Dataset rows about figures
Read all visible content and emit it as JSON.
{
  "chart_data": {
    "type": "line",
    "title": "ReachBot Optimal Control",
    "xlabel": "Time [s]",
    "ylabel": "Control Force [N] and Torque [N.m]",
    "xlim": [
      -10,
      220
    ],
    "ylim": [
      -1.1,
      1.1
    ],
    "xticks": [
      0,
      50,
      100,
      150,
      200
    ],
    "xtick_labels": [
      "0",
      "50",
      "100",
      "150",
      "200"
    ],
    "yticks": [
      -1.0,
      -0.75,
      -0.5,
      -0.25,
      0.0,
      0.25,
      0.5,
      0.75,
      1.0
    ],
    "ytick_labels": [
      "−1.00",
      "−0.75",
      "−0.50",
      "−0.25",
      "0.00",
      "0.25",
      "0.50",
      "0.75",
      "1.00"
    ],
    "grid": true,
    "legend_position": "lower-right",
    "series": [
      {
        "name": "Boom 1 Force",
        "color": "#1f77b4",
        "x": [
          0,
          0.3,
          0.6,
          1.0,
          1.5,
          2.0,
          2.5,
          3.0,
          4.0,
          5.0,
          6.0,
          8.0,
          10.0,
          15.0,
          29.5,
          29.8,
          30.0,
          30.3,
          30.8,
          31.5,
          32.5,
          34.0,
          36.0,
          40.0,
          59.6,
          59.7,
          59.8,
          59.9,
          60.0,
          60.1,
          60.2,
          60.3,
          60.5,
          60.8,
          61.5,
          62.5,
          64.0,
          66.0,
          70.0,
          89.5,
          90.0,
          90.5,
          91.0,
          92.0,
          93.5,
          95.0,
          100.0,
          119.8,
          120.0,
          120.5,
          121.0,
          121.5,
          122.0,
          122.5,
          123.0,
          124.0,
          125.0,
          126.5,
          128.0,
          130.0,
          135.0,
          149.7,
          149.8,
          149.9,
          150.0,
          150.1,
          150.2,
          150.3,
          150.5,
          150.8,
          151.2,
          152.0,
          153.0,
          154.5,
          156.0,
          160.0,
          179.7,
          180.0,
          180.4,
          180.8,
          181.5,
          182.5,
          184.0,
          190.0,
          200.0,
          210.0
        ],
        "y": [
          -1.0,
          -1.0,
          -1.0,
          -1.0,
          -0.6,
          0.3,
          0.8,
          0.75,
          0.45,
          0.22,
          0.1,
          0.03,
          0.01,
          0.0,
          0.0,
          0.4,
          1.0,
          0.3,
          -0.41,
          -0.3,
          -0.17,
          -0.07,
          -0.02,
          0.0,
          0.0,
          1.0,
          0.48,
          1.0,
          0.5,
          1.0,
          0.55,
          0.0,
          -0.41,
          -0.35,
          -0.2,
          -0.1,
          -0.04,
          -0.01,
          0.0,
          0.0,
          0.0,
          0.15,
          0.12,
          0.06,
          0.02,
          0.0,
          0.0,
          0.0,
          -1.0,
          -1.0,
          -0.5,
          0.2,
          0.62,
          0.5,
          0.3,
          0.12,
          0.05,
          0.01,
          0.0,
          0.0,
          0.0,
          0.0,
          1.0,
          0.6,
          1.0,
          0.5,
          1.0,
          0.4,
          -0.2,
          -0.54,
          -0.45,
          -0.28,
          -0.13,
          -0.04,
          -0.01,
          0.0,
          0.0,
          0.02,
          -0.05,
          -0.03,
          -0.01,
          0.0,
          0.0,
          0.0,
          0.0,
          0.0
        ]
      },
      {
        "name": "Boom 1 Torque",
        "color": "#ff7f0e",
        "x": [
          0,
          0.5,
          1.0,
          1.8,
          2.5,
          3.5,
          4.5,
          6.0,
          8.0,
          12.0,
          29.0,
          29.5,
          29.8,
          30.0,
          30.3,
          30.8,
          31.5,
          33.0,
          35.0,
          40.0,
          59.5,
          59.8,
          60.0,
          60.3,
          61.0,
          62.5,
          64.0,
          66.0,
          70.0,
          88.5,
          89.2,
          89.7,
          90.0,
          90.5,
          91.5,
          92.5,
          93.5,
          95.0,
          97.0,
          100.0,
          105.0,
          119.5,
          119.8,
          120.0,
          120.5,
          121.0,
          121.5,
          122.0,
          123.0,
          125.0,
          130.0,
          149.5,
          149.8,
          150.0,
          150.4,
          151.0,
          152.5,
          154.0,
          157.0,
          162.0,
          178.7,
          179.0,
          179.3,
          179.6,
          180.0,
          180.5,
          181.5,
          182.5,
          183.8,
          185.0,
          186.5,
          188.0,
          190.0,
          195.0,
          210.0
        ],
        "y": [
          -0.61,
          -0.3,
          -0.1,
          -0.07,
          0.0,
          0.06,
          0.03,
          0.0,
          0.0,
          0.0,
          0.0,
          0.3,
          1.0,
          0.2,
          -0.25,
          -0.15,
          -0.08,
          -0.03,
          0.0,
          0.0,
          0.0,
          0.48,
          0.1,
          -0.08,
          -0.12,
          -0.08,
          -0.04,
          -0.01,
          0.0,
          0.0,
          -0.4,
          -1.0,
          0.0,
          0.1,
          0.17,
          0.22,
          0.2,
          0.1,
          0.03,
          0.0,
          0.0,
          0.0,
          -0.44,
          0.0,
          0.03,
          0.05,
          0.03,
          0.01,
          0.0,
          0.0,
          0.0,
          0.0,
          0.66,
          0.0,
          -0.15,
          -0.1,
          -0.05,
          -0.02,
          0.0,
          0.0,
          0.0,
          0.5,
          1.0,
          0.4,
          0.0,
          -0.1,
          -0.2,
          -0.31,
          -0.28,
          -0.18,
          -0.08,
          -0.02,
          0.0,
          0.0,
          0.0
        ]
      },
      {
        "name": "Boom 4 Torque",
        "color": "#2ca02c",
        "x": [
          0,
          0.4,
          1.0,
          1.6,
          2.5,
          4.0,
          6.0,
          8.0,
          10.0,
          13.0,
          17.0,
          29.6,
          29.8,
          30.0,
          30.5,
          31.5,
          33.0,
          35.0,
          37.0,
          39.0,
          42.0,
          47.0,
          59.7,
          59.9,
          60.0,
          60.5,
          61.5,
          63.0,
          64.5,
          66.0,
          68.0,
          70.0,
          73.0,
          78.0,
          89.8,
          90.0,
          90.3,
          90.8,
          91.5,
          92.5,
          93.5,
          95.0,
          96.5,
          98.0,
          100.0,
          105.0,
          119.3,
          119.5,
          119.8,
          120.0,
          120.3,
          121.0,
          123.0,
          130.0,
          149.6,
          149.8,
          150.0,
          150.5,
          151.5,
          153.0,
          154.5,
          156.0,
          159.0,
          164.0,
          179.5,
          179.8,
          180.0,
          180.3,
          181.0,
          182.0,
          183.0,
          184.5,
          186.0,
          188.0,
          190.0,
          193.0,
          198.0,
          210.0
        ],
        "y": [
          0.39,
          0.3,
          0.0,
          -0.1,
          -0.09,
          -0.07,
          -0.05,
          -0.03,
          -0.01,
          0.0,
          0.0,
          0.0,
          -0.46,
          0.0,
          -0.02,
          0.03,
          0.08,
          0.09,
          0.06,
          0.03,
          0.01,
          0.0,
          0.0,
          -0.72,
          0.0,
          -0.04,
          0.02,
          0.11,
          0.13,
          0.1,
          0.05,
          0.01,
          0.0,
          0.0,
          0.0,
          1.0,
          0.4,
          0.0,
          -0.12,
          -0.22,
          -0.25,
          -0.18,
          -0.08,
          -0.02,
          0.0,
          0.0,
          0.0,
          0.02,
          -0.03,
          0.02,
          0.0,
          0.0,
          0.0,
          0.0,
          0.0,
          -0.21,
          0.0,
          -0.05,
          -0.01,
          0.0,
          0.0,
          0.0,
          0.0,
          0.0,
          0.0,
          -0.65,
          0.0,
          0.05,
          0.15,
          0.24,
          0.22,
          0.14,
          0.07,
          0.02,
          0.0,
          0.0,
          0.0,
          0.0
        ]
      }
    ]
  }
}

What is needed: Write out the full listing, keeping every line exactly as it is.

Output of the exercise:
Read all visible content and emit it as JSON.
{
  "chart_data": {
    "type": "line",
    "title": "ReachBot Optimal Control",
    "xlabel": "Time [s]",
    "ylabel": "Control Force [N] and Torque [N.m]",
    "xlim": [
      -10,
      220
    ],
    "ylim": [
      -1.1,
      1.1
    ],
    "xticks": [
      0,
      50,
      100,
      150,
      200
    ],
    "xtick_labels": [
      "0",
      "50",
      "100",
      "150",
      "200"
    ],
    "yticks": [
      -1.0,
      -0.75,
      -0.5,
      -0.25,
      0.0,
      0.25,
      0.5,
      0.75,
      1.0
    ],
    "ytick_labels": [
      "−1.00",
      "−0.75",
      "−0.50",
      "−0.25",
      "0.00",
      "0.25",
      "0.50",
      "0.75",
      "1.00"
    ],
    "grid": true,
    "legend_position": "lower-right",
    "series": [
      {
        "name": "Boom 1 Force",
        "color": "#1f77b4",
        "x": [
          0,
          0.3,
          0.6,
          1.0,
          1.5,
          2.0,
          2.5,
          3.0,
          4.0,
          5.0,
          6.0,
          8.0,
          10.0,
          15.0,
          29.5,
          29.8,
          30.0,
          30.3,
          30.8,
          31.5,
          32.5,
          34.0,
          36.0,
          40.0,
          59.6,
          59.7,
          59.8,
          59.9,
          60.0,
          60.1,
          60.2,
          60.3,
          60.5,
          60.8,
          61.5,
          62.5,
          64.0,
          66.0,
          70.0,
          89.5,
          90.0,
          90.5,
          91.0,
          92.0,
          93.5,
          95.0,
          100.0,
          119.8,
          120.0,
          120.5,
          121.0,
          121.5,
          122.0,
          122.5,
          123.0,
          124.0,
          125.0,
          126.5,
          128.0,
          130.0,
          135.0,
          149.7,
          149.8,
          149.9,
          150.0,
          150.1,
          150.2,
          150.3,
          150.5,
          150.8,
          151.2,
          152.0,
          153.0,
          154.5,
          156.0,
          160.0,
          179.7,
          180.0,
          180.4,
          180.8,
          181.5,
          182.5,
          184.0,
          190.0,
          200.0,
          210.0
        ],
        "y": [
          -1.0,
          -1.0,
          -1.0,
          -1.0,
          -0.6,
          0.3,
          0.8,
          0.75,
          0.45,
          0.22,
          0.1,
          0.03,
          0.01,
          0.0,
          0.0,
          0.4,
          1.0,
          0.3,
          -0.41,
          -0.3,
          -0.17,
          -0.07,
          -0.02,
          0.0,
          0.0,
          1.0,
          0.48,
          1.0,
          0.5,
          1.0,
          0.55,
          0.0,
          -0.41,
          -0.35,
          -0.2,
          -0.1,
          -0.04,
          -0.01,
          0.0,
          0.0,
          0.0,
          0.15,
          0.12,
          0.06,
          0.02,
          0.0,
          0.0,
          0.0,
          -1.0,
          -1.0,
          -0.5,
          0.2,
          0.62,
          0.5,
          0.3,
          0.12,
          0.05,
          0.01,
          0.0,
          0.0,
          0.0,
          0.0,
          1.0,
          0.6,
          1.0,
          0.5,
          1.0,
          0.4,
          -0.2,
          -0.54,
          -0.45,
          -0.28,
          -0.13,
          -0.04,
          -0.01,
          0.0,
          0.0,
          0.02,
          -0.05,
          -0.03,
          -0.01,
          0.0,
          0.0,
          0.0,
          0.0,
          0.0
        ]
      },
      {
        "name": "Boom 1 Torque",
        "color": "#ff7f0e",
        "x": [
          0,
          0.5,
          1.0,
          1.8,
          2.5,
          3.5,
          4.5,
          6.0,
          8.0,
          12.0,
          29.0,
          29.5,
          29.8,
          30.0,
          30.3,
          30.8,
          31.5,
          33.0,
          35.0,
          40.0,
          59.5,
          59.8,
          60.0,
          60.3,
          61.0,
          62.5,
          64.0,
          66.0,
          70.0,
          88.5,
          89.2,
          89.7,
          90.0,
          90.5,
          91.5,
          92.5,
          93.5,
          95.0,
          97.0,
          100.0,
          105.0,
          119.5,
          119.8,
          120.0,
          120.5,
          121.0,
          121.5,
          122.0,
          123.0,
          125.0,
          130.0,
          149.5,
          149.8,
          150.0,
          150.4,
          151.0,
          152.5,
          154.0,
          157.0,
          162.0,
          178.7,
          179.0,
          179.3,
          179.6,
          180.0,
          180.5,
          181.5,
          182.5,
          183.8,
          185.0,
          186.5,
          188.0,
          190.0,
          195.0,
          210.0
        ],
        "y": [
          -0.61,
          -0.3,
          -0.1,
          -0.07,
          0.0,
          0.06,
          0.03,
          0.0,
          0.0,
          0.0,
          0.0,
          0.3,
          1.0,
          0.2,
          -0.25,
          -0.15,
          -0.08,
          -0.03,
          0.0,
          0.0,
          0.0,
          0.48,
          0.1,
          -0.08,
          -0.12,
          -0.08,
          -0.04,
          -0.01,
          0.0,
          0.0,
          -0.4,
          -1.0,
          0.0,
          0.1,
          0.17,
          0.22,
          0.2,
          0.1,
          0.03,
          0.0,
          0.0,
          0.0,
          -0.44,
          0.0,
          0.03,
          0.05,
          0.03,
          0.01,
          0.0,
          0.0,
          0.0,
          0.0,
          0.66,
          0.0,
          -0.15,
          -0.1,
          -0.05,
          -0.02,
          0.0,
          0.0,
          0.0,
          0.5,
          1.0,
          0.4,
          0.0,
          -0.1,
          -0.2,
          -0.31,
          -0.28,
          -0.18,
          -0.08,
          -0.02,
          0.0,
          0.0,
          0.0
        ]
      },
      {
        "name": "Boom 4 Torque",
        "color": "#2ca02c",
        "x": [
          0,
          0.4,
          1.0,
          1.6,
          2.5,
          4.0,
          6.0,
          8.0,
          10.0,
          13.0,
          17.0,
          29.6,
          29.8,
          30.0,
          30.5,
          31.5,
          33.0,
          35.0,
          37.0,
          39.0,
          42.0,
          47.0,
          59.7,
          59.9,
          60.0,
          60.5,
          61.5,
          63.0,
          64.5,
          66.0,
          68.0,
          70.0,
          73.0,
          78.0,
          89.8,
          90.0,
          90.3,
          90.8,
          91.5,
          92.5,
          93.5,
          95.0,
          96.5,
          98.0,
          100.0,
          105.0,
          119.3,
          119.5,
          119.8,
          120.0,
          120.3,
          121.0,
          123.0,
          130.0,
          149.6,
          149.8,
          150.0,
          150.5,
          151.5,
          153.0,
          154.5,
          156.0,
          159.0,
          164.0,
          179.5,
          179.8,
          180.0,
          180.3,
          181.0,
          182.0,
          183.0,
          184.5,
          186.0,
          188.0,
          190.0,
          193.0,
          198.0,
          210.0
        ],
        "y": [
          0.39,
          0.3,
          0.0,
          -0.1,
          -0.09,
          -0.07,
          -0.05,
          -0.03,
          -0.01,
          0.0,
          0.0,
          0.0,
          -0.46,
          0.0,
          -0.02,
          0.03,
          0.08,
          0.09,
          0.06,
          0.03,
          0.01,
          0.0,
          0.0,
          -0.72,
          0.0,
          -0.04,
          0.02,
          0.11,
          0.13,
          0.1,
          0.05,
          0.01,
          0.0,
          0.0,
          0.0,
          1.0,
          0.4,
          0.0,
          -0.12,
          -0.22,
          -0.25,
          -0.18,
          -0.08,
          -0.02,
          0.0,
          0.0,
          0.0,
          0.02,
          -0.03,
          0.02,
          0.0,
          0.0,
          0.0,
          0.0,
          0.0,
          -0.21,
          0.0,
          -0.05,
          -0.01,
          0.0,
          0.0,
          0.0,
          0.0,
          0.0,
          0.0,
          -0.65,
          0.0,
          0.05,
          0.15,
          0.24,
          0.22,
          0.14,
          0.07,
          0.02,
          0.0,
          0.0,
          0.0,
          0.0
        ]
      }
    ]
  }
}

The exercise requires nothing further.